- _DATA FOR THIS TASK_
-.-.-

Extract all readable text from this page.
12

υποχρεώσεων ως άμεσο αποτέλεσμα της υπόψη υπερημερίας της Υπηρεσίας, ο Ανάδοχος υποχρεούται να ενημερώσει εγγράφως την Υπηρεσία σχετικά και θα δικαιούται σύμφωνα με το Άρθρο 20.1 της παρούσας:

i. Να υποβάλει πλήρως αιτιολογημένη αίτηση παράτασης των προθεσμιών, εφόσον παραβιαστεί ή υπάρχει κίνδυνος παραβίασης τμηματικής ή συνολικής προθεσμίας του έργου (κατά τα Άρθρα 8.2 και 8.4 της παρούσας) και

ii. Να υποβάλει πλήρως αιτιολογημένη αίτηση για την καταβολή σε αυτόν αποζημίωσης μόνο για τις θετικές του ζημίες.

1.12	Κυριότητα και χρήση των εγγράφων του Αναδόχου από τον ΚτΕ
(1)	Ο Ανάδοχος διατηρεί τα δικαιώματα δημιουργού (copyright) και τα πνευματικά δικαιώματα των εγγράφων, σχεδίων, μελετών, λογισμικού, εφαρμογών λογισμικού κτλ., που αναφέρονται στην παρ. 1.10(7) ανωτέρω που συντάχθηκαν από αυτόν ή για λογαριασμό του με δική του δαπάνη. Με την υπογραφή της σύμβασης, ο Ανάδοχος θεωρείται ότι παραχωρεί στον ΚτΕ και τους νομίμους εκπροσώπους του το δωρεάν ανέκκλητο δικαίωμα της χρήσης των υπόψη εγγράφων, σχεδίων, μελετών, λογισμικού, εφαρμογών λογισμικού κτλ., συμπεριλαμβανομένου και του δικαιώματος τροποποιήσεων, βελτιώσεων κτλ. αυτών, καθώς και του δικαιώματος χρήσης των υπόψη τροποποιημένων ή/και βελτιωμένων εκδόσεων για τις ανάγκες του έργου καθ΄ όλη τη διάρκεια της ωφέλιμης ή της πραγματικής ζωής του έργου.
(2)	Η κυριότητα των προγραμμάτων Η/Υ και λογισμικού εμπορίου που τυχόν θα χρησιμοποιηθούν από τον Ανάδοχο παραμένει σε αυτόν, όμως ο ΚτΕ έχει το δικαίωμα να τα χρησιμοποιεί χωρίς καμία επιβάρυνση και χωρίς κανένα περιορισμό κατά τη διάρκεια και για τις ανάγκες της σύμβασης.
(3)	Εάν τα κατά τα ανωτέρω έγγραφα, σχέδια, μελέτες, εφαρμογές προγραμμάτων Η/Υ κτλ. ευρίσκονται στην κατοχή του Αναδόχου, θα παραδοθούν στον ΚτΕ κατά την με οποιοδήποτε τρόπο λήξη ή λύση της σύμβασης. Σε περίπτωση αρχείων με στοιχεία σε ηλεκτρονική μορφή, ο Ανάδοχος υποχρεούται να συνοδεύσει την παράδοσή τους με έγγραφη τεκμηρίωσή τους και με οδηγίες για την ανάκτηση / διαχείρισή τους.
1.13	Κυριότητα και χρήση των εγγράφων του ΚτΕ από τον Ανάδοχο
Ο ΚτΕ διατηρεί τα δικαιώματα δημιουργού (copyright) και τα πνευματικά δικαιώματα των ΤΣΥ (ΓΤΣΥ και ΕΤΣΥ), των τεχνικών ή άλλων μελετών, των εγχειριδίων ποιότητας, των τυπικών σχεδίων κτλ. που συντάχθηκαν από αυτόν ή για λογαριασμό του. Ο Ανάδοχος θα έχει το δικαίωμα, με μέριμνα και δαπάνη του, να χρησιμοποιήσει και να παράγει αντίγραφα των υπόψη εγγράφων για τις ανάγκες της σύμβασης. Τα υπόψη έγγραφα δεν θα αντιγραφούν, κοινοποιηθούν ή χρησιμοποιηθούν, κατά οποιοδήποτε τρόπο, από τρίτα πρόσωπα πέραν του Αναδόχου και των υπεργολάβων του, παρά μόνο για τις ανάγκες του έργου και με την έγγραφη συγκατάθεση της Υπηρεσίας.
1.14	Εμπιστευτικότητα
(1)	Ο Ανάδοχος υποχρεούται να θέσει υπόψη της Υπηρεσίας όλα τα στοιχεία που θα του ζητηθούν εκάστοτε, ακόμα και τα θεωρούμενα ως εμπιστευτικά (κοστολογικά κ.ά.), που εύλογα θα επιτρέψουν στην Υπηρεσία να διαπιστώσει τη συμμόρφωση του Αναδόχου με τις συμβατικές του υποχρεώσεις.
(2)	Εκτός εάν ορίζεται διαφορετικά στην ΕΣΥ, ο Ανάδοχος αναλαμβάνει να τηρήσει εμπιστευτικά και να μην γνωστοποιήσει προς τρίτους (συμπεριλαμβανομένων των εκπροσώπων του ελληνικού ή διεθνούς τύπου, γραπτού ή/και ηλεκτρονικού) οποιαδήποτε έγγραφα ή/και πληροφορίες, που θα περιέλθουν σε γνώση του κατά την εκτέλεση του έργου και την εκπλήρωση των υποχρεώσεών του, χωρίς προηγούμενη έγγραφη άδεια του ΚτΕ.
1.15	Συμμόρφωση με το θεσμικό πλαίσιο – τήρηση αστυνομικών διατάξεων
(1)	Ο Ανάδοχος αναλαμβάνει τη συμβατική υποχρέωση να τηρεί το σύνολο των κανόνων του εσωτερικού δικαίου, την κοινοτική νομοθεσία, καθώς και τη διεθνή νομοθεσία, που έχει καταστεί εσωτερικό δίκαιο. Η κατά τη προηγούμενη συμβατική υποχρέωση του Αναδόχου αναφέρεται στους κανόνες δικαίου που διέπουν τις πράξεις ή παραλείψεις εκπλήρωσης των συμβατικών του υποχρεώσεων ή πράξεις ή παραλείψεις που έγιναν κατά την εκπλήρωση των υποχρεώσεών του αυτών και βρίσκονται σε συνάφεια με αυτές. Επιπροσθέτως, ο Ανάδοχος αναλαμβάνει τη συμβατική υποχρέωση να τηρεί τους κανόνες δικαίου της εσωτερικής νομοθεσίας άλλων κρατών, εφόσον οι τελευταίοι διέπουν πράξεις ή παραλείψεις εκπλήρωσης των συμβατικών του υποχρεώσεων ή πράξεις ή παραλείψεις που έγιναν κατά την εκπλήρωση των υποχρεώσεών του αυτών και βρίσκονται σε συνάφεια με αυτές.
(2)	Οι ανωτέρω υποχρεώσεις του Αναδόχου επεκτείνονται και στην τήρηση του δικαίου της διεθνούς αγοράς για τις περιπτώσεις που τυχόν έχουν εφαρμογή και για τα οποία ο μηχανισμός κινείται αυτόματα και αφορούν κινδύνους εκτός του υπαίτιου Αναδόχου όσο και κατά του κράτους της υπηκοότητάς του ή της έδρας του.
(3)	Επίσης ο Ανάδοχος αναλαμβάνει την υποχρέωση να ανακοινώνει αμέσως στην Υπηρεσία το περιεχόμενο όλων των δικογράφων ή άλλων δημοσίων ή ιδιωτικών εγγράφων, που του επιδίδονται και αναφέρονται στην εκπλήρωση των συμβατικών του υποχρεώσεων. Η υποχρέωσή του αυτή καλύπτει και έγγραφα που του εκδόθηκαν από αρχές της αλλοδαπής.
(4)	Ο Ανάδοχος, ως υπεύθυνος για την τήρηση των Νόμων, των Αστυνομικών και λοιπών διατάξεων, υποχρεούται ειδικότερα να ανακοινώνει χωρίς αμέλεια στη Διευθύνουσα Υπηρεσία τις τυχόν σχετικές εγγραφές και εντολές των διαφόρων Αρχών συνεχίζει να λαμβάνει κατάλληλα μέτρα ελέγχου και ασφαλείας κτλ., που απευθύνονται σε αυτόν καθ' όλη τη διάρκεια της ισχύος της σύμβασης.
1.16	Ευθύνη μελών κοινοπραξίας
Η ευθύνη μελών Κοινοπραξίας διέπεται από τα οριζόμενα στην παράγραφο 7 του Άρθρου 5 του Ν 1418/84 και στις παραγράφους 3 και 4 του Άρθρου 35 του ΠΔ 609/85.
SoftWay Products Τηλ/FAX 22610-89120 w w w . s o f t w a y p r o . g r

-.-.-

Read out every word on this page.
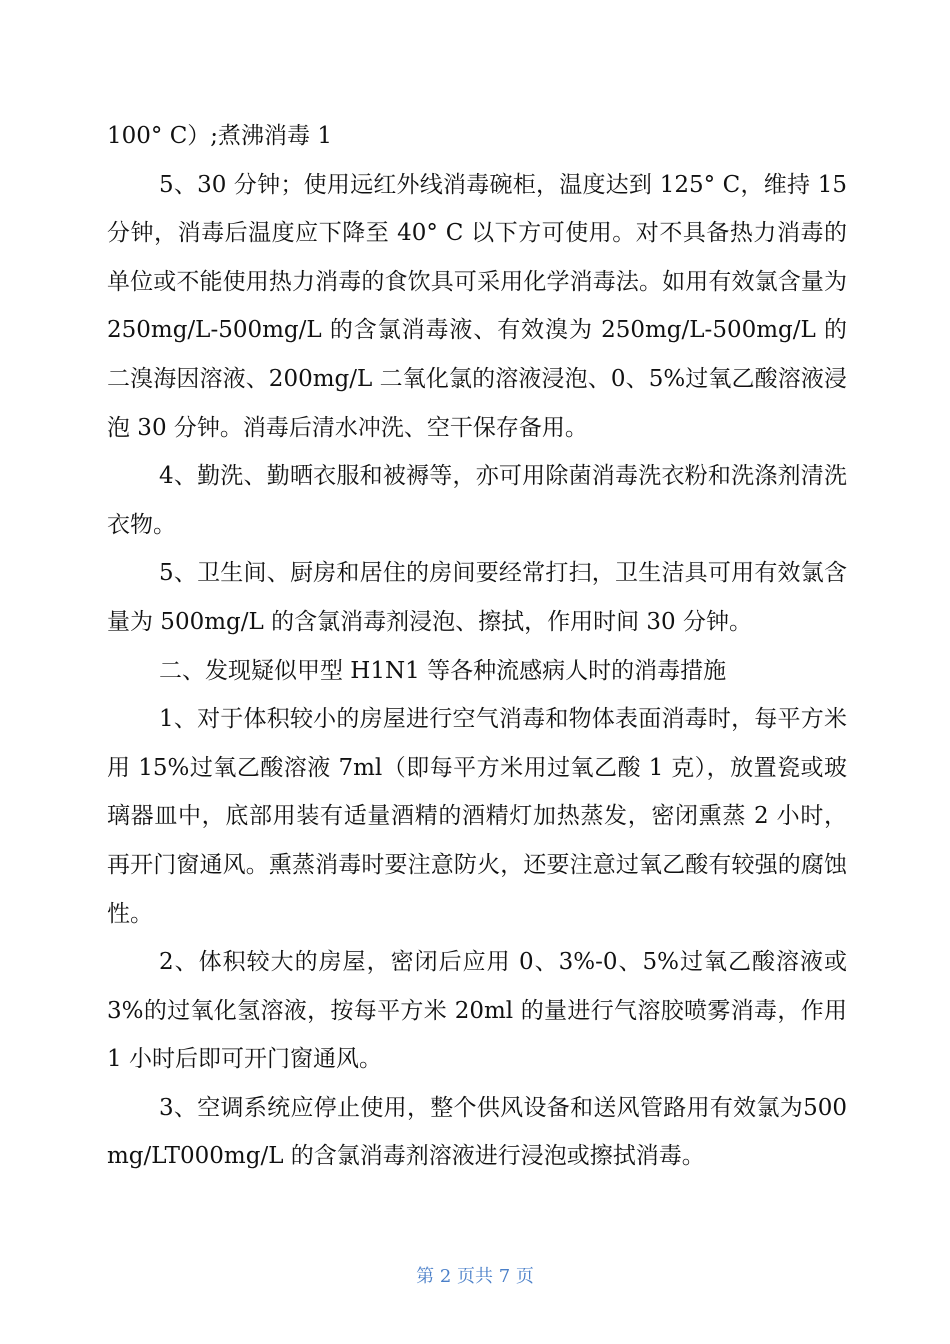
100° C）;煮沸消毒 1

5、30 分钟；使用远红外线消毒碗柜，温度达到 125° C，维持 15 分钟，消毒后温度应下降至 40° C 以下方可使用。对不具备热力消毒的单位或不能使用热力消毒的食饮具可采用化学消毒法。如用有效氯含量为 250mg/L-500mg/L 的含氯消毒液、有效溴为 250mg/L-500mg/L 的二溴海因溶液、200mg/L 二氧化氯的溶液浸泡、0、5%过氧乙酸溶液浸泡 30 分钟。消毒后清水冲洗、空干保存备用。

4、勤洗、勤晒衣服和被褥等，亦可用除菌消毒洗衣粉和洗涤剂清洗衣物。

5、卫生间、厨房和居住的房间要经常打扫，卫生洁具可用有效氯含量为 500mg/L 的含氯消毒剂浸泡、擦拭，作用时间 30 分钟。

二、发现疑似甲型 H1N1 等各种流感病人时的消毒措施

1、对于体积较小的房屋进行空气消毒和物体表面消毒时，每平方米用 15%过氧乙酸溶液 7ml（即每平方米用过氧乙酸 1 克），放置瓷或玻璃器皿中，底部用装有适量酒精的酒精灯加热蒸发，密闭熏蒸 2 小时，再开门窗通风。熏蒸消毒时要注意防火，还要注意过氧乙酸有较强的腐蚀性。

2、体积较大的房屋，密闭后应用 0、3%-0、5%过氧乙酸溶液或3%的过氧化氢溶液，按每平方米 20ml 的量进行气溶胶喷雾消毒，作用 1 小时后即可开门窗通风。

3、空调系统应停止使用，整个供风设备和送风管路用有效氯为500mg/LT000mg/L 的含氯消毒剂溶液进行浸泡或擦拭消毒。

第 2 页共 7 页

-.-.-

- _SET TASK_
Take every line that includes the string "μελών" and copy it.

- _WORKED SOLUTION_
1.16	Ευθύνη μελών κοινοπραξίας
Η ευθύνη μελών Κοινοπραξίας διέπεται από τα οριζόμενα στην παράγραφο 7 του Άρθρου 5 του Ν 1418/84 και στις παραγράφους 3 και 4 του Άρθρου 35 του ΠΔ 609/85.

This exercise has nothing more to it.